Dataset items
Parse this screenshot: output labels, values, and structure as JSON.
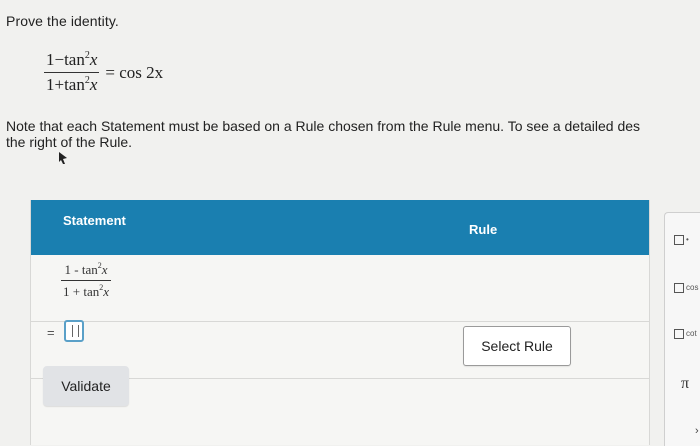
{
  "prompt": "Prove the identity.",
  "identity": {
    "numerator": "1−tan",
    "denominator": "1+tan",
    "exponent": "2",
    "variable": "x",
    "rhs": "= cos 2x"
  },
  "note": "Note that each Statement must be based on a Rule chosen from the Rule menu. To see a detailed des",
  "note_line2": "the right of the Rule.",
  "table": {
    "header_statement": "Statement",
    "header_rule": "Rule",
    "row1": {
      "numerator": "1 - tan",
      "denominator": "1 + tan",
      "exponent": "2",
      "variable": "x"
    },
    "equals": "=",
    "select_rule": "Select Rule",
    "validate": "Validate"
  },
  "side_panel": {
    "items": [
      "•",
      "cos",
      "cot"
    ],
    "pi": "π",
    "chevron": "›"
  }
}
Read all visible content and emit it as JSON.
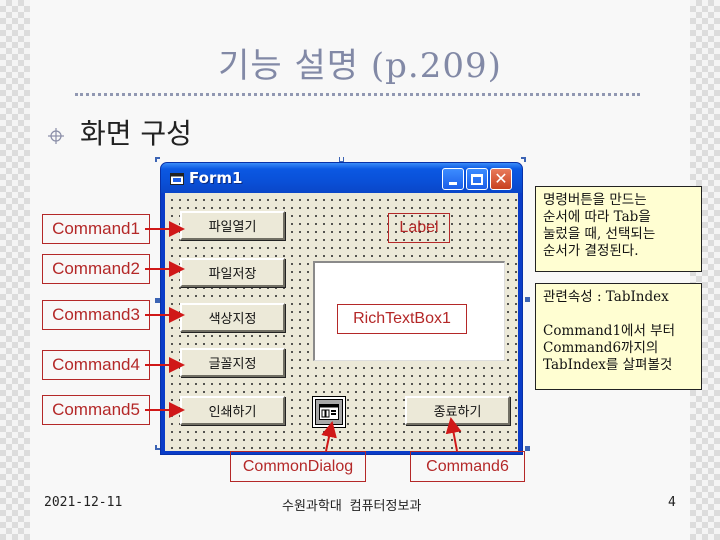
{
  "slide": {
    "title": "기능 설명 (p.209)",
    "subtitle": "화면 구성",
    "bullet_icon": "crosshair-bullet-icon"
  },
  "form": {
    "title": "Form1",
    "title_icon": "form-window-icon",
    "controls": {
      "minimize_icon": "minimize-icon",
      "maximize_icon": "maximize-icon",
      "close_glyph": "✕"
    },
    "buttons": [
      {
        "name": "Command1",
        "label": "파일열기"
      },
      {
        "name": "Command2",
        "label": "파일저장"
      },
      {
        "name": "Command3",
        "label": "색상지정"
      },
      {
        "name": "Command4",
        "label": "글꼴지정"
      },
      {
        "name": "Command5",
        "label": "인쇄하기"
      },
      {
        "name": "Command6",
        "label": "종료하기"
      }
    ],
    "label_control": "Label",
    "richtextbox": "RichTextBox1",
    "commondialog_icon": "common-dialog-icon"
  },
  "callouts": {
    "command1": "Command1",
    "command2": "Command2",
    "command3": "Command3",
    "command4": "Command4",
    "command5": "Command5",
    "command6": "Command6",
    "commondialog": "CommonDialog",
    "label": "Label",
    "richtextbox": "RichTextBox1"
  },
  "notes": {
    "note1_lines": [
      "명령버튼을 만드는",
      "순서에 따라 Tab을",
      "눌렀을 때, 선택되는",
      "순서가 결정된다."
    ],
    "note2_lines": [
      "관련속성 : TabIndex",
      "",
      "Command1에서 부터",
      "Command6까지의",
      "TabIndex를 살펴볼것"
    ]
  },
  "footer": {
    "date": "2021-12-11",
    "organization": "수원과학대 컴퓨터정보과",
    "page_number": "4"
  },
  "colors": {
    "title": "#8289a6",
    "callout": "#b42828",
    "arrow": "#d01818",
    "titlebar": "#0b58e2",
    "form_bg": "#ece9d8",
    "note_bg": "#fffed2"
  }
}
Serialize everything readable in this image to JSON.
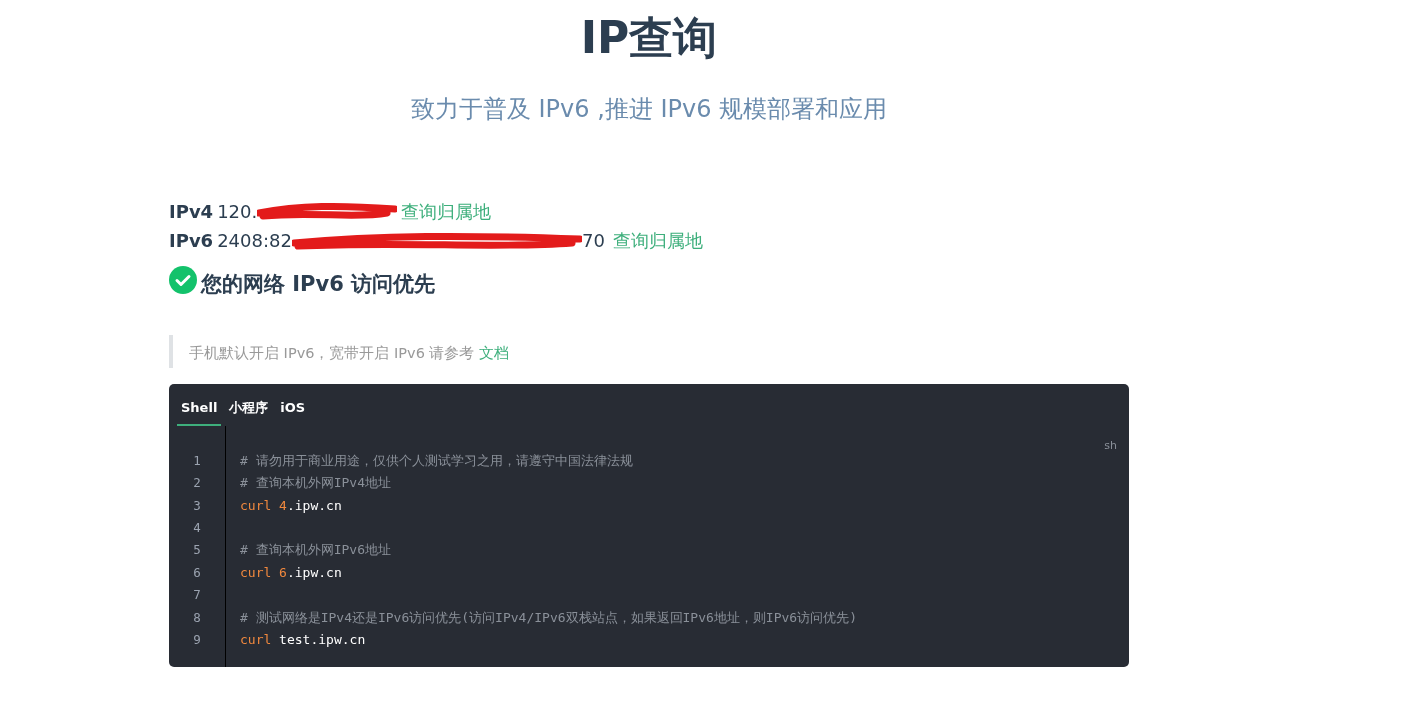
{
  "title": "IP查询",
  "subtitle": "致力于普及 IPv6 ,推进 IPv6 规模部署和应用",
  "addresses": [
    {
      "label": "IPv4",
      "value_start": "120.",
      "link": "查询归属地"
    },
    {
      "label": "IPv6",
      "value_start": "2408:82",
      "value_end": "70",
      "link": "查询归属地"
    }
  ],
  "status": {
    "ok": true,
    "text": "您的网络 IPv6 访问优先"
  },
  "note": {
    "text": "手机默认开启 IPv6，宽带开启 IPv6 请参考",
    "link": "文档"
  },
  "code": {
    "tabs": [
      {
        "label": "Shell",
        "selected": true
      },
      {
        "label": "小程序",
        "selected": false
      },
      {
        "label": "iOS",
        "selected": false
      }
    ],
    "language": "sh",
    "lines": [
      {
        "number": "1",
        "tokens": [
          {
            "kind": "comment",
            "text": "# 请勿用于商业用途，仅供个人测试学习之用，请遵守中国法律法规"
          }
        ]
      },
      {
        "number": "2",
        "tokens": [
          {
            "kind": "comment",
            "text": "# 查询本机外网IPv4地址"
          }
        ]
      },
      {
        "number": "3",
        "tokens": [
          {
            "kind": "keyword",
            "text": "curl"
          },
          {
            "kind": "number",
            "text": "4"
          },
          {
            "kind": "plain",
            "text": ".ipw.cn"
          }
        ]
      },
      {
        "number": "4"
      },
      {
        "number": "5",
        "tokens": [
          {
            "kind": "comment",
            "text": "# 查询本机外网IPv6地址"
          }
        ]
      },
      {
        "number": "6",
        "tokens": [
          {
            "kind": "keyword",
            "text": "curl"
          },
          {
            "kind": "number",
            "text": "6"
          },
          {
            "kind": "plain",
            "text": ".ipw.cn"
          }
        ]
      },
      {
        "number": "7"
      },
      {
        "number": "8",
        "tokens": [
          {
            "kind": "comment",
            "text": "# 测试网络是IPv4还是IPv6访问优先(访问IPv4/IPv6双栈站点，如果返回IPv6地址，则IPv6访问优先)"
          }
        ]
      },
      {
        "number": "9",
        "tokens": [
          {
            "kind": "keyword",
            "text": "curl"
          },
          {
            "kind": "plain",
            "text": "test.ipw.cn"
          }
        ]
      }
    ]
  }
}
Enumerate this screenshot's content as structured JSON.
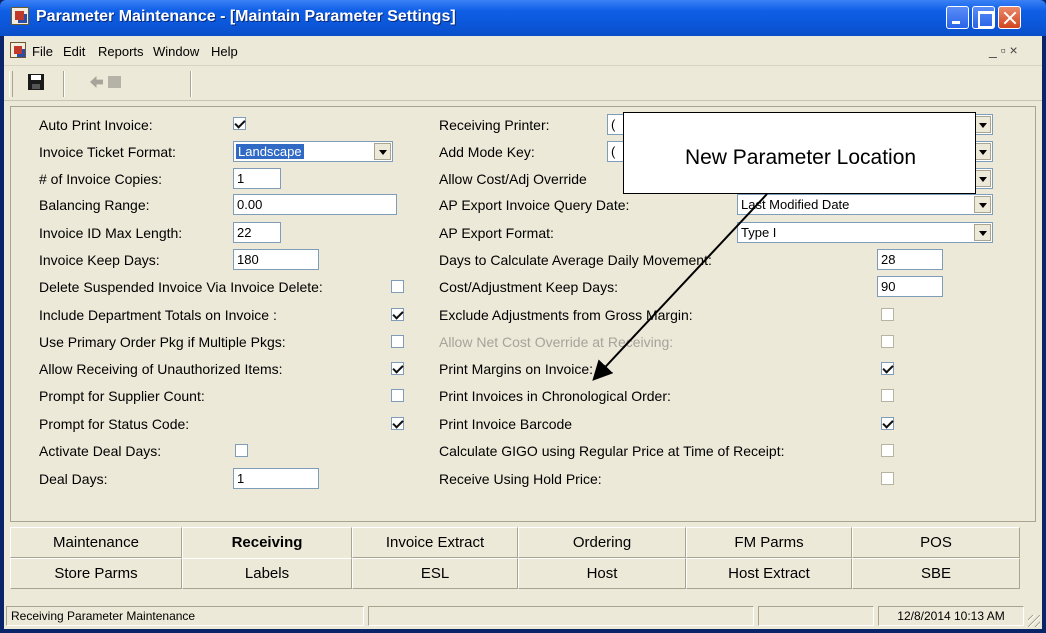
{
  "window": {
    "title": "Parameter Maintenance - [Maintain Parameter Settings]"
  },
  "menu": {
    "file": "File",
    "edit": "Edit",
    "reports": "Reports",
    "window": "Window",
    "help": "Help",
    "mdi_controls": "_ ▫ ×"
  },
  "toolbar": {
    "icons": [
      "save-icon",
      "prev-record-icon",
      "next-record-icon"
    ]
  },
  "left": {
    "auto_print_invoice": {
      "label": "Auto Print Invoice:",
      "checked": true
    },
    "invoice_ticket_format": {
      "label": "Invoice Ticket Format:",
      "value": "Landscape"
    },
    "invoice_copies": {
      "label": "# of Invoice Copies:",
      "value": "1"
    },
    "balancing_range": {
      "label": "Balancing Range:",
      "value": "0.00"
    },
    "invoice_id_max_length": {
      "label": "Invoice ID Max Length:",
      "value": "22"
    },
    "invoice_keep_days": {
      "label": "Invoice Keep Days:",
      "value": "180"
    },
    "delete_suspended": {
      "label": "Delete Suspended Invoice Via Invoice Delete:",
      "checked": false
    },
    "include_dept_totals": {
      "label": "Include Department Totals on Invoice :",
      "checked": true
    },
    "use_primary_order_pkg": {
      "label": "Use Primary Order Pkg if Multiple Pkgs:",
      "checked": false
    },
    "allow_unauthorized": {
      "label": "Allow Receiving of Unauthorized Items:",
      "checked": true
    },
    "prompt_supplier_count": {
      "label": "Prompt for Supplier Count:",
      "checked": false
    },
    "prompt_status_code": {
      "label": "Prompt for Status Code:",
      "checked": true
    },
    "activate_deal_days": {
      "label": "Activate Deal Days:",
      "checked": false
    },
    "deal_days": {
      "label": "Deal Days:",
      "value": "1"
    }
  },
  "right": {
    "receiving_printer": {
      "label": "Receiving Printer:",
      "value": "("
    },
    "add_mode_key": {
      "label": "Add Mode Key:",
      "value": "("
    },
    "allow_cost_adj_override": {
      "label": "Allow Cost/Adj Override"
    },
    "ap_export_invoice_query_date": {
      "label": "AP Export Invoice Query Date:",
      "value": "Last Modified Date"
    },
    "ap_export_format": {
      "label": "AP Export Format:",
      "value": "Type I"
    },
    "days_avg_daily_movement": {
      "label": "Days to Calculate Average Daily Movement:",
      "value": "28"
    },
    "cost_adj_keep_days": {
      "label": "Cost/Adjustment Keep Days:",
      "value": "90"
    },
    "exclude_adjustments": {
      "label": "Exclude Adjustments from Gross Margin:",
      "checked": false
    },
    "allow_net_cost_override": {
      "label": "Allow Net Cost Override at Receiving:",
      "checked": false
    },
    "print_margins": {
      "label": "Print Margins on Invoice:",
      "checked": true
    },
    "print_chronological": {
      "label": "Print Invoices in Chronological Order:",
      "checked": false
    },
    "print_invoice_barcode": {
      "label": "Print Invoice Barcode",
      "checked": true
    },
    "calculate_gigo": {
      "label": "Calculate GIGO using Regular Price at Time of Receipt:",
      "checked": false
    },
    "receive_hold_price": {
      "label": "Receive Using Hold Price:",
      "checked": false
    }
  },
  "callout": {
    "text": "New Parameter Location"
  },
  "tabs": {
    "row1": [
      "Maintenance",
      "Receiving",
      "Invoice Extract",
      "Ordering",
      "FM Parms",
      "POS"
    ],
    "row2": [
      "Store Parms",
      "Labels",
      "ESL",
      "Host",
      "Host Extract",
      "SBE"
    ],
    "active": "Receiving"
  },
  "status": {
    "message": "Receiving Parameter Maintenance",
    "datetime": "12/8/2014 10:13 AM"
  }
}
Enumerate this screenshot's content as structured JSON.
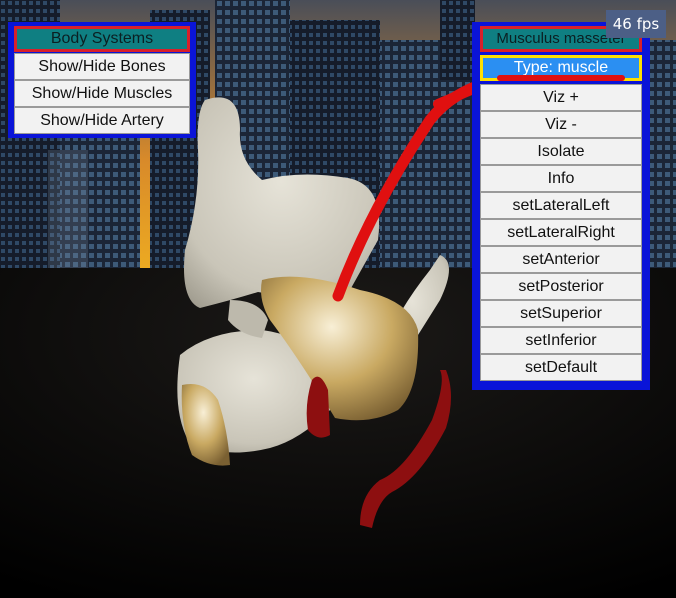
{
  "fps": "46 fps",
  "left_menu": {
    "header": "Body Systems",
    "items": [
      "Show/Hide Bones",
      "Show/Hide Muscles",
      "Show/Hide Artery"
    ]
  },
  "right_menu": {
    "header": "Musculus masseter",
    "type_label": "Type: muscle",
    "items": [
      "Viz +",
      "Viz -",
      "Isolate",
      "Info",
      "setLateralLeft",
      "setLateralRight",
      "setAnterior",
      "setPosterior",
      "setSuperior",
      "setInferior",
      "setDefault"
    ]
  },
  "colors": {
    "panel_border": "#0a14d8",
    "header_fill": "#0f7f82",
    "header_border": "#d8202a",
    "type_fill": "#2b8ff2",
    "type_border": "#ffe000",
    "annotation": "#e01010"
  }
}
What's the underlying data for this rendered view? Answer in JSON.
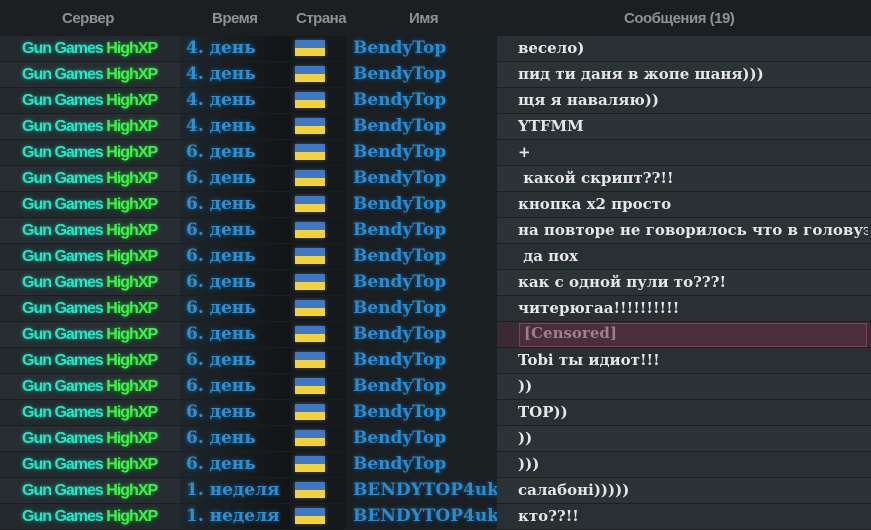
{
  "header": {
    "server": "Сервер",
    "time": "Время",
    "country": "Страна",
    "name": "Имя",
    "messages": "Сообщения (19)"
  },
  "colors": {
    "server_part1": "#24e6c4",
    "server_part2": "#3cf34a",
    "time": "#2e8fd0",
    "name": "#2a8bd0",
    "message": "#e6e6e6",
    "flag_blue": "#3f78c6",
    "flag_yellow": "#f3d23b",
    "censored_bg": "#4a2f3a"
  },
  "rows": [
    {
      "server1": "Gun Games",
      "server2": "HighXP",
      "time": "4. день",
      "flag": "ukraine-flag-icon",
      "name": "BendyTop",
      "message": "весело)"
    },
    {
      "server1": "Gun Games",
      "server2": "HighXP",
      "time": "4. день",
      "flag": "ukraine-flag-icon",
      "name": "BendyTop",
      "message": "пид ти даня в жопе шаня)))"
    },
    {
      "server1": "Gun Games",
      "server2": "HighXP",
      "time": "4. день",
      "flag": "ukraine-flag-icon",
      "name": "BendyTop",
      "message": "щя я наваляю))"
    },
    {
      "server1": "Gun Games",
      "server2": "HighXP",
      "time": "4. день",
      "flag": "ukraine-flag-icon",
      "name": "BendyTop",
      "message": "YTFMM"
    },
    {
      "server1": "Gun Games",
      "server2": "HighXP",
      "time": "6. день",
      "flag": "ukraine-flag-icon",
      "name": "BendyTop",
      "message": "+"
    },
    {
      "server1": "Gun Games",
      "server2": "HighXP",
      "time": "6. день",
      "flag": "ukraine-flag-icon",
      "name": "BendyTop",
      "message": " какой скрипт??!!"
    },
    {
      "server1": "Gun Games",
      "server2": "HighXP",
      "time": "6. день",
      "flag": "ukraine-flag-icon",
      "name": "BendyTop",
      "message": "кнопка x2 просто"
    },
    {
      "server1": "Gun Games",
      "server2": "HighXP",
      "time": "6. день",
      "flag": "ukraine-flag-icon",
      "name": "BendyTop",
      "message": "на повторе не говорилось что в головуэ"
    },
    {
      "server1": "Gun Games",
      "server2": "HighXP",
      "time": "6. день",
      "flag": "ukraine-flag-icon",
      "name": "BendyTop",
      "message": " да пох"
    },
    {
      "server1": "Gun Games",
      "server2": "HighXP",
      "time": "6. день",
      "flag": "ukraine-flag-icon",
      "name": "BendyTop",
      "message": "как с одной пули то???!"
    },
    {
      "server1": "Gun Games",
      "server2": "HighXP",
      "time": "6. день",
      "flag": "ukraine-flag-icon",
      "name": "BendyTop",
      "message": "читерюгаа!!!!!!!!!!"
    },
    {
      "server1": "Gun Games",
      "server2": "HighXP",
      "time": "6. день",
      "flag": "ukraine-flag-icon",
      "name": "BendyTop",
      "message": "[Censored]",
      "censored": true
    },
    {
      "server1": "Gun Games",
      "server2": "HighXP",
      "time": "6. день",
      "flag": "ukraine-flag-icon",
      "name": "BendyTop",
      "message": "Tobi ты идиот!!!"
    },
    {
      "server1": "Gun Games",
      "server2": "HighXP",
      "time": "6. день",
      "flag": "ukraine-flag-icon",
      "name": "BendyTop",
      "message": "))"
    },
    {
      "server1": "Gun Games",
      "server2": "HighXP",
      "time": "6. день",
      "flag": "ukraine-flag-icon",
      "name": "BendyTop",
      "message": "TOP))"
    },
    {
      "server1": "Gun Games",
      "server2": "HighXP",
      "time": "6. день",
      "flag": "ukraine-flag-icon",
      "name": "BendyTop",
      "message": "))"
    },
    {
      "server1": "Gun Games",
      "server2": "HighXP",
      "time": "6. день",
      "flag": "ukraine-flag-icon",
      "name": "BendyTop",
      "message": ")))"
    },
    {
      "server1": "Gun Games",
      "server2": "HighXP",
      "time": "1. неделя",
      "flag": "ukraine-flag-icon",
      "name": "BENDYTOP4uk",
      "message": "салабоні)))))"
    },
    {
      "server1": "Gun Games",
      "server2": "HighXP",
      "time": "1. неделя",
      "flag": "ukraine-flag-icon",
      "name": "BENDYTOP4uk",
      "message": "кто??!!"
    }
  ]
}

Given problem -> Search the listing for the word "from" and return each line that holds it.

Result ->
  "note": "Note that each Statement must be based on a Rule chosen from the Rule menu. To see a detailed des",
      "label": "Exclude Adjustments from Gross Margin:",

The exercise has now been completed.